Reproduce the following records line for line, with the pictures omitted.

(Element location data)

■ ■ ■ ■

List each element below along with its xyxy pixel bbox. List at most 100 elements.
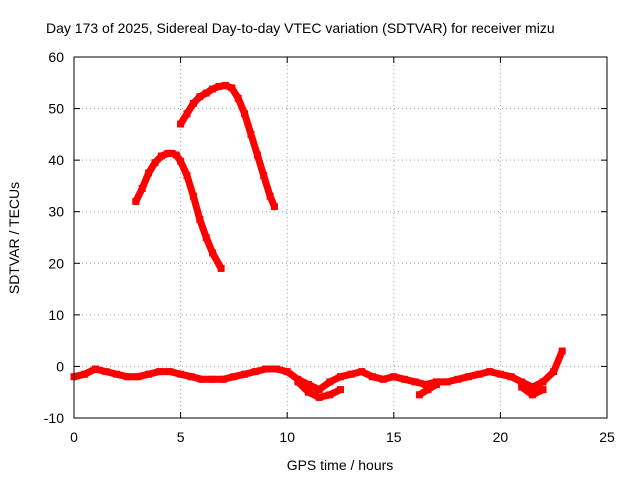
data-point <box>475 370 483 378</box>
data-point <box>187 373 195 381</box>
data-point <box>134 373 142 381</box>
data-point <box>228 84 236 92</box>
data-point <box>166 368 174 376</box>
y-tick-label: 20 <box>48 255 64 271</box>
x-tick-label: 0 <box>70 429 78 445</box>
x-tick-label: 10 <box>279 429 295 445</box>
data-point <box>202 234 210 241</box>
data-point <box>102 368 110 376</box>
data-point <box>273 365 280 373</box>
data-layer <box>70 81 566 401</box>
y-tick-label: -10 <box>44 410 64 426</box>
data-point <box>247 130 255 138</box>
data-point <box>151 159 159 167</box>
data-point <box>464 373 472 381</box>
data-point <box>198 375 206 383</box>
data-point <box>432 381 440 388</box>
data-point <box>379 375 387 383</box>
data-point <box>157 152 165 160</box>
data-point <box>209 375 217 383</box>
data-point <box>123 373 131 381</box>
data-point <box>81 370 89 378</box>
y-tick-label: 0 <box>56 358 64 374</box>
data-point <box>113 370 121 378</box>
data-point <box>172 151 180 159</box>
data-point <box>294 378 302 386</box>
label-layer: 0 5 10 15 20 25 -10 0 10 20 30 40 50 60 <box>44 49 615 445</box>
data-point <box>241 110 249 118</box>
data-point <box>183 110 191 118</box>
data-point <box>221 81 229 89</box>
y-tick-label: 10 <box>48 307 64 323</box>
data-point <box>202 89 210 97</box>
x-tick-label: 25 <box>599 429 615 445</box>
data-point <box>496 370 504 378</box>
y-axis-title: SDTVAR / TECUs <box>6 182 22 294</box>
data-point <box>390 373 398 381</box>
data-point <box>177 157 185 165</box>
data-point <box>189 99 197 107</box>
data-point <box>369 373 376 381</box>
data-point <box>266 192 274 200</box>
data-point <box>305 388 312 396</box>
data-point <box>507 373 515 381</box>
data-point <box>283 368 291 376</box>
data-point <box>518 383 526 391</box>
data-point <box>209 85 217 93</box>
data-point <box>305 381 312 388</box>
data-point <box>189 192 197 200</box>
data-point <box>196 215 204 223</box>
data-point <box>454 375 462 383</box>
data-point <box>209 249 217 257</box>
data-point <box>326 378 334 386</box>
data-point <box>145 169 153 177</box>
data-point <box>234 94 242 102</box>
data-point <box>411 378 419 386</box>
data-point <box>196 93 204 101</box>
data-point <box>145 370 153 378</box>
data-point <box>486 368 494 376</box>
data-point <box>422 381 430 388</box>
data-point <box>337 373 344 381</box>
data-point <box>528 383 536 391</box>
data-point <box>539 386 547 394</box>
data-point <box>528 391 536 399</box>
plot-frame <box>73 56 608 419</box>
data-point <box>132 197 140 205</box>
data-point <box>315 393 323 401</box>
y-tick-label: 30 <box>48 204 64 220</box>
data-point <box>315 386 323 394</box>
y-tick-label: 60 <box>48 49 64 65</box>
data-point <box>326 391 334 399</box>
data-point <box>183 172 191 180</box>
data-point <box>358 368 366 376</box>
data-point <box>415 391 423 399</box>
data-point <box>215 82 223 90</box>
data-point <box>177 120 185 128</box>
x-tick-label: 15 <box>386 429 402 445</box>
x-axis-title: GPS time / hours <box>287 457 394 473</box>
data-point <box>443 378 451 386</box>
data-point <box>177 370 185 378</box>
data-point <box>539 378 547 386</box>
data-point <box>518 378 526 386</box>
x-tick-label: 5 <box>177 429 185 445</box>
data-point <box>558 347 566 355</box>
data-point <box>241 370 249 378</box>
data-point <box>253 151 261 159</box>
data-point <box>168 149 176 157</box>
tick-layer <box>73 56 608 419</box>
data-point <box>251 368 259 376</box>
x-tick-label: 20 <box>493 429 509 445</box>
data-point <box>219 375 227 383</box>
y-tick-label: 50 <box>48 101 64 117</box>
data-point <box>550 368 558 376</box>
grid-layer <box>74 57 607 418</box>
data-point <box>138 185 146 192</box>
data-point <box>217 264 225 272</box>
data-point <box>337 386 344 394</box>
data-point <box>262 365 270 373</box>
data-point <box>230 373 238 381</box>
data-point <box>401 375 408 383</box>
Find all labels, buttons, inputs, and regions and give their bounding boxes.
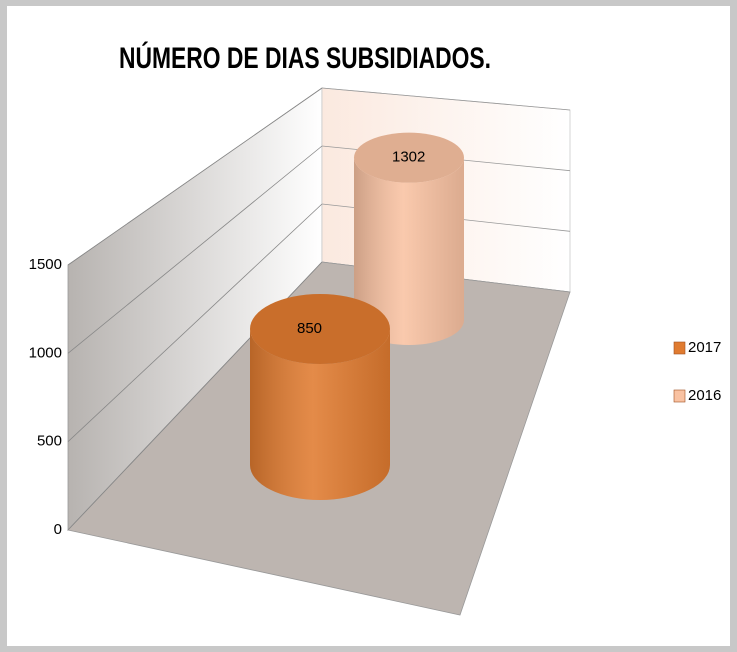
- data-label: 1302: [392, 149, 425, 166]
- legend-label: 2016: [688, 387, 721, 404]
- y-tick-label: 0: [54, 521, 62, 538]
- y-tick-label: 500: [37, 433, 62, 450]
- cylinder-shade: [354, 157, 464, 345]
- cylinder-shade: [250, 329, 390, 500]
- chart-title: NÚMERO DE DIAS SUBSIDIADOS.: [119, 41, 491, 75]
- cylinder-top: [354, 132, 464, 183]
- y-tick-label: 1000: [29, 344, 62, 361]
- cylinder-top-shade: [250, 294, 390, 364]
- grid-line: [321, 87, 571, 111]
- y-tick-label: 1500: [29, 256, 62, 273]
- legend-swatch: [673, 389, 686, 403]
- cylinder-top: [250, 294, 390, 364]
- plot: 0 500 1000 1500 1302 850 2017 2016: [29, 87, 721, 538]
- legend-swatch: [673, 341, 686, 355]
- grid-line: [67, 145, 323, 354]
- grid-line: [67, 203, 323, 442]
- legend-label: 2017: [688, 339, 721, 356]
- data-label: 850: [297, 320, 322, 337]
- grid-line: [67, 87, 323, 266]
- cylinder-top-shade: [354, 132, 464, 183]
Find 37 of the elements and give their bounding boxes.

■ ■ ■ ■

FINAL RESULT:
List each element below along with its xyxy pixel bbox. List at most 100 elements.
data-point <box>475 370 483 378</box>
data-point <box>187 373 195 381</box>
data-point <box>134 373 142 381</box>
data-point <box>228 84 236 92</box>
data-point <box>166 368 174 376</box>
y-tick-label: 20 <box>48 255 64 271</box>
x-tick-label: 0 <box>70 429 78 445</box>
x-tick-label: 10 <box>279 429 295 445</box>
data-point <box>202 234 210 241</box>
data-point <box>102 368 110 376</box>
data-point <box>273 365 280 373</box>
data-layer <box>70 81 566 401</box>
y-tick-label: -10 <box>44 410 64 426</box>
data-point <box>247 130 255 138</box>
data-point <box>151 159 159 167</box>
data-point <box>464 373 472 381</box>
data-point <box>198 375 206 383</box>
data-point <box>432 381 440 388</box>
data-point <box>379 375 387 383</box>
data-point <box>157 152 165 160</box>
data-point <box>209 375 217 383</box>
data-point <box>123 373 131 381</box>
data-point <box>81 370 89 378</box>
y-tick-label: 0 <box>56 358 64 374</box>
data-point <box>113 370 121 378</box>
data-point <box>172 151 180 159</box>
data-point <box>294 378 302 386</box>
label-layer: 0 5 10 15 20 25 -10 0 10 20 30 40 50 60 <box>44 49 615 445</box>
data-point <box>241 110 249 118</box>
data-point <box>183 110 191 118</box>
data-point <box>221 81 229 89</box>
y-tick-label: 10 <box>48 307 64 323</box>
data-point <box>202 89 210 97</box>
x-tick-label: 25 <box>599 429 615 445</box>
data-point <box>496 370 504 378</box>
y-axis-title: SDTVAR / TECUs <box>6 182 22 294</box>
data-point <box>390 373 398 381</box>
data-point <box>177 157 185 165</box>
data-point <box>189 99 197 107</box>
data-point <box>369 373 376 381</box>
data-point <box>266 192 274 200</box>
data-point <box>305 388 312 396</box>
data-point <box>507 373 515 381</box>
data-point <box>283 368 291 376</box>
data-point <box>518 383 526 391</box>
data-point <box>209 85 217 93</box>
data-point <box>305 381 312 388</box>
data-point <box>189 192 197 200</box>
data-point <box>196 215 204 223</box>
data-point <box>454 375 462 383</box>
data-point <box>209 249 217 257</box>
data-point <box>326 378 334 386</box>
data-point <box>145 169 153 177</box>
data-point <box>234 94 242 102</box>
data-point <box>411 378 419 386</box>
data-point <box>196 93 204 101</box>
data-point <box>145 370 153 378</box>
data-point <box>486 368 494 376</box>
data-point <box>422 381 430 388</box>
data-point <box>337 373 344 381</box>
data-point <box>528 383 536 391</box>
data-point <box>539 386 547 394</box>
data-point <box>528 391 536 399</box>
plot-frame <box>73 56 608 419</box>
data-point <box>132 197 140 205</box>
data-point <box>315 393 323 401</box>
y-tick-label: 30 <box>48 204 64 220</box>
data-point <box>315 386 323 394</box>
y-tick-label: 60 <box>48 49 64 65</box>
data-point <box>326 391 334 399</box>
data-point <box>183 172 191 180</box>
data-point <box>358 368 366 376</box>
data-point <box>415 391 423 399</box>
data-point <box>215 82 223 90</box>
data-point <box>177 120 185 128</box>
x-tick-label: 15 <box>386 429 402 445</box>
x-axis-title: GPS time / hours <box>287 457 394 473</box>
data-point <box>443 378 451 386</box>
data-point <box>177 370 185 378</box>
data-point <box>539 378 547 386</box>
data-point <box>518 378 526 386</box>
x-tick-label: 5 <box>177 429 185 445</box>
data-point <box>558 347 566 355</box>
data-point <box>241 370 249 378</box>
data-point <box>253 151 261 159</box>
data-point <box>168 149 176 157</box>
tick-layer <box>73 56 608 419</box>
data-point <box>251 368 259 376</box>
x-tick-label: 20 <box>493 429 509 445</box>
data-point <box>219 375 227 383</box>
y-tick-label: 50 <box>48 101 64 117</box>
data-point <box>550 368 558 376</box>
grid-layer <box>74 57 607 418</box>
data-point <box>138 185 146 192</box>
data-point <box>217 264 225 272</box>
data-point <box>337 386 344 394</box>
data-point <box>262 365 270 373</box>
data-point <box>230 373 238 381</box>
data-point <box>401 375 408 383</box>
Find all labels, buttons, inputs, and regions and give their bounding boxes.
- data-label: 1302: [392, 149, 425, 166]
- legend-label: 2016: [688, 387, 721, 404]
- y-tick-label: 0: [54, 521, 62, 538]
- y-tick-label: 500: [37, 433, 62, 450]
- cylinder-shade: [354, 157, 464, 345]
- cylinder-shade: [250, 329, 390, 500]
- chart-title: NÚMERO DE DIAS SUBSIDIADOS.: [119, 41, 491, 75]
- cylinder-top: [354, 132, 464, 183]
- y-tick-label: 1000: [29, 344, 62, 361]
- cylinder-top-shade: [250, 294, 390, 364]
- grid-line: [321, 87, 571, 111]
- y-tick-label: 1500: [29, 256, 62, 273]
- legend-swatch: [673, 389, 686, 403]
- cylinder-top: [250, 294, 390, 364]
- plot: 0 500 1000 1500 1302 850 2017 2016: [29, 87, 721, 538]
- legend-swatch: [673, 341, 686, 355]
- grid-line: [67, 145, 323, 354]
- grid-line: [67, 203, 323, 442]
- legend-label: 2017: [688, 339, 721, 356]
- data-label: 850: [297, 320, 322, 337]
- grid-line: [67, 87, 323, 266]
- cylinder-top-shade: [354, 132, 464, 183]
Find 37 of the elements and give their bounding boxes.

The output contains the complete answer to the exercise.